● EXERCISE DESCRIPTION
Give every line of the material again, exactly as written.

● EXTRACTED RECORDS
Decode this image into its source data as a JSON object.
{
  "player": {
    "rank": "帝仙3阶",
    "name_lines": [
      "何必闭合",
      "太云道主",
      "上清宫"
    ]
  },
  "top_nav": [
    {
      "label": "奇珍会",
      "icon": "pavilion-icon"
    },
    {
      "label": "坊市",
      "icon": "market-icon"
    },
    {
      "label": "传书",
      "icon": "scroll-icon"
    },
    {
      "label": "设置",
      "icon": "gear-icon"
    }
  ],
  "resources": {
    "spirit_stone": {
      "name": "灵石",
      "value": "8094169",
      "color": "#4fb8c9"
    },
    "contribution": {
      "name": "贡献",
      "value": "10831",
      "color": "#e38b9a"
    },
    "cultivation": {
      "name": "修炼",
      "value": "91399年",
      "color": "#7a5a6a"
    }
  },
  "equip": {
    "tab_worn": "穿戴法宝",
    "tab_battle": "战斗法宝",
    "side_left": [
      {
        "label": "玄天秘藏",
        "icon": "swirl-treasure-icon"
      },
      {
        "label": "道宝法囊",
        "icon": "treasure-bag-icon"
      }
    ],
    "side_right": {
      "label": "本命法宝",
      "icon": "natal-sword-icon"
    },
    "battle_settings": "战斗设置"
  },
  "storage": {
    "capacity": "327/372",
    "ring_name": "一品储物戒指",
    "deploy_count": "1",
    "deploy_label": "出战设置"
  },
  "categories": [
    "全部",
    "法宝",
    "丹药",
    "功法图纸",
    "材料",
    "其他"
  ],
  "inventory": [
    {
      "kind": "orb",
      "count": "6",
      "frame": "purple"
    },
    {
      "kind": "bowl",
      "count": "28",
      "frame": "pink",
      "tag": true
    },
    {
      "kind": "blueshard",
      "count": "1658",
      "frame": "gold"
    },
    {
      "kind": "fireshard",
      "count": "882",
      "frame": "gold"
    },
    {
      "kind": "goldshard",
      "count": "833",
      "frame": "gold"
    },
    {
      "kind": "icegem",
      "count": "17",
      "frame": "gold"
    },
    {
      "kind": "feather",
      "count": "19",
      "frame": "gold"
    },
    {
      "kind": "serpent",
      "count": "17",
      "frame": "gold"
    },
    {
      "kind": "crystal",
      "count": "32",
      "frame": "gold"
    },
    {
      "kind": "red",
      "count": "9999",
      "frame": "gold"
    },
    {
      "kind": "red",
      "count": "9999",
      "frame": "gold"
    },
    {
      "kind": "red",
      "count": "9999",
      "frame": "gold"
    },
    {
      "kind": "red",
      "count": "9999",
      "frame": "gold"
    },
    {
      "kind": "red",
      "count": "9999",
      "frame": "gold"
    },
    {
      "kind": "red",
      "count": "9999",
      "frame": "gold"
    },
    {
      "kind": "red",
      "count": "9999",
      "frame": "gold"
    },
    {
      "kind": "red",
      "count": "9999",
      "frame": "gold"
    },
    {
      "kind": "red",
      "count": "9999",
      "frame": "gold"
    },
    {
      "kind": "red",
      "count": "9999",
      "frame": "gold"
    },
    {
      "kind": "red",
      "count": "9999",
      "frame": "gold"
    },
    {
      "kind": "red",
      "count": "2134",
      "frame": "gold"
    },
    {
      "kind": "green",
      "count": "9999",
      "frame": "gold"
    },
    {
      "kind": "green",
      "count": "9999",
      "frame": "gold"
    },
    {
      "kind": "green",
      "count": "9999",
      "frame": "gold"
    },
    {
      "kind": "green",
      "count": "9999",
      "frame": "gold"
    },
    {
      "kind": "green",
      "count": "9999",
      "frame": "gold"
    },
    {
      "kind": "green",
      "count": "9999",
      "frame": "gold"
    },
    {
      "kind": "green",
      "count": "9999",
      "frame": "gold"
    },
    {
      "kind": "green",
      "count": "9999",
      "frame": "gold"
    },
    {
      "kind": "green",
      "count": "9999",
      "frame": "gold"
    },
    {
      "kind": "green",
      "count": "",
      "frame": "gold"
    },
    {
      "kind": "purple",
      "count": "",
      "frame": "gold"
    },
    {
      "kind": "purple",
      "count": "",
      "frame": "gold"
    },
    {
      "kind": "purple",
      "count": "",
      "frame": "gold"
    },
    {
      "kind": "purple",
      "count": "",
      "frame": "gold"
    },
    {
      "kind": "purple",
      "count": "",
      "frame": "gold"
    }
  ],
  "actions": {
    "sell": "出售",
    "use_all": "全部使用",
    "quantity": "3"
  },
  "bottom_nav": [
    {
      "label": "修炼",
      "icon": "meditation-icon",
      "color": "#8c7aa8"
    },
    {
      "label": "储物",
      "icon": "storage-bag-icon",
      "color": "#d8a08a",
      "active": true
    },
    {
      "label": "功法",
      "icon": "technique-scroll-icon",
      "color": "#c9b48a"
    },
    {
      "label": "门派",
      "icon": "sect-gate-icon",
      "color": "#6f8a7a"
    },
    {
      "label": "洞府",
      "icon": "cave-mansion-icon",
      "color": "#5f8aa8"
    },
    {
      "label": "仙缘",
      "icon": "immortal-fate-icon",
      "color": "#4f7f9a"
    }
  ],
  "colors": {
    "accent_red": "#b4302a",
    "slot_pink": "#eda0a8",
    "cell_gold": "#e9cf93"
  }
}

● RIGHT ANSWER
Decode this image into its source data as a JSON object.
{
  "player": {
    "rank": "帝仙3阶",
    "name_lines": [
      "何必闭合",
      "太云道主",
      "上清宫"
    ]
  },
  "top_nav": [
    {
      "label": "奇珍会",
      "icon": "pavilion-icon"
    },
    {
      "label": "坊市",
      "icon": "market-icon"
    },
    {
      "label": "传书",
      "icon": "scroll-icon"
    },
    {
      "label": "设置",
      "icon": "gear-icon"
    }
  ],
  "resources": {
    "spirit_stone": {
      "name": "灵石",
      "value": "8094169",
      "color": "#4fb8c9"
    },
    "contribution": {
      "name": "贡献",
      "value": "10831",
      "color": "#e38b9a"
    },
    "cultivation": {
      "name": "修炼",
      "value": "91399年",
      "color": "#7a5a6a"
    }
  },
  "equip": {
    "tab_worn": "穿戴法宝",
    "tab_battle": "战斗法宝",
    "side_left": [
      {
        "label": "玄天秘藏",
        "icon": "swirl-treasure-icon"
      },
      {
        "label": "道宝法囊",
        "icon": "treasure-bag-icon"
      }
    ],
    "side_right": {
      "label": "本命法宝",
      "icon": "natal-sword-icon"
    },
    "battle_settings": "战斗设置"
  },
  "storage": {
    "capacity": "327/372",
    "ring_name": "一品储物戒指",
    "deploy_count": "1",
    "deploy_label": "出战设置"
  },
  "categories": [
    "全部",
    "法宝",
    "丹药",
    "功法图纸",
    "材料",
    "其他"
  ],
  "inventory": [
    {
      "kind": "orb",
      "count": "6",
      "frame": "purple"
    },
    {
      "kind": "bowl",
      "count": "28",
      "frame": "pink",
      "tag": true
    },
    {
      "kind": "blueshard",
      "count": "1658",
      "frame": "gold"
    },
    {
      "kind": "fireshard",
      "count": "882",
      "frame": "gold"
    },
    {
      "kind": "goldshard",
      "count": "833",
      "frame": "gold"
    },
    {
      "kind": "icegem",
      "count": "17",
      "frame": "gold"
    },
    {
      "kind": "feather",
      "count": "19",
      "frame": "gold"
    },
    {
      "kind": "serpent",
      "count": "17",
      "frame": "gold"
    },
    {
      "kind": "crystal",
      "count": "32",
      "frame": "gold"
    },
    {
      "kind": "red",
      "count": "9999",
      "frame": "gold"
    },
    {
      "kind": "red",
      "count": "9999",
      "frame": "gold"
    },
    {
      "kind": "red",
      "count": "9999",
      "frame": "gold"
    },
    {
      "kind": "red",
      "count": "9999",
      "frame": "gold"
    },
    {
      "kind": "red",
      "count": "9999",
      "frame": "gold"
    },
    {
      "kind": "red",
      "count": "9999",
      "frame": "gold"
    },
    {
      "kind": "red",
      "count": "9999",
      "frame": "gold"
    },
    {
      "kind": "red",
      "count": "9999",
      "frame": "gold"
    },
    {
      "kind": "red",
      "count": "9999",
      "frame": "gold"
    },
    {
      "kind": "red",
      "count": "9999",
      "frame": "gold"
    },
    {
      "kind": "red",
      "count": "9999",
      "frame": "gold"
    },
    {
      "kind": "red",
      "count": "2134",
      "frame": "gold"
    },
    {
      "kind": "green",
      "count": "9999",
      "frame": "gold"
    },
    {
      "kind": "green",
      "count": "9999",
      "frame": "gold"
    },
    {
      "kind": "green",
      "count": "9999",
      "frame": "gold"
    },
    {
      "kind": "green",
      "count": "9999",
      "frame": "gold"
    },
    {
      "kind": "green",
      "count": "9999",
      "frame": "gold"
    },
    {
      "kind": "green",
      "count": "9999",
      "frame": "gold"
    },
    {
      "kind": "green",
      "count": "9999",
      "frame": "gold"
    },
    {
      "kind": "green",
      "count": "9999",
      "frame": "gold"
    },
    {
      "kind": "green",
      "count": "9999",
      "frame": "gold"
    },
    {
      "kind": "green",
      "count": "",
      "frame": "gold"
    },
    {
      "kind": "purple",
      "count": "",
      "frame": "gold"
    },
    {
      "kind": "purple",
      "count": "",
      "frame": "gold"
    },
    {
      "kind": "purple",
      "count": "",
      "frame": "gold"
    },
    {
      "kind": "purple",
      "count": "",
      "frame": "gold"
    },
    {
      "kind": "purple",
      "count": "",
      "frame": "gold"
    }
  ],
  "actions": {
    "sell": "出售",
    "use_all": "全部使用",
    "quantity": "3"
  },
  "bottom_nav": [
    {
      "label": "修炼",
      "icon": "meditation-icon",
      "color": "#8c7aa8"
    },
    {
      "label": "储物",
      "icon": "storage-bag-icon",
      "color": "#d8a08a",
      "active": true
    },
    {
      "label": "功法",
      "icon": "technique-scroll-icon",
      "color": "#c9b48a"
    },
    {
      "label": "门派",
      "icon": "sect-gate-icon",
      "color": "#6f8a7a"
    },
    {
      "label": "洞府",
      "icon": "cave-mansion-icon",
      "color": "#5f8aa8"
    },
    {
      "label": "仙缘",
      "icon": "immortal-fate-icon",
      "color": "#4f7f9a"
    }
  ],
  "colors": {
    "accent_red": "#b4302a",
    "slot_pink": "#eda0a8",
    "cell_gold": "#e9cf93"
  }
}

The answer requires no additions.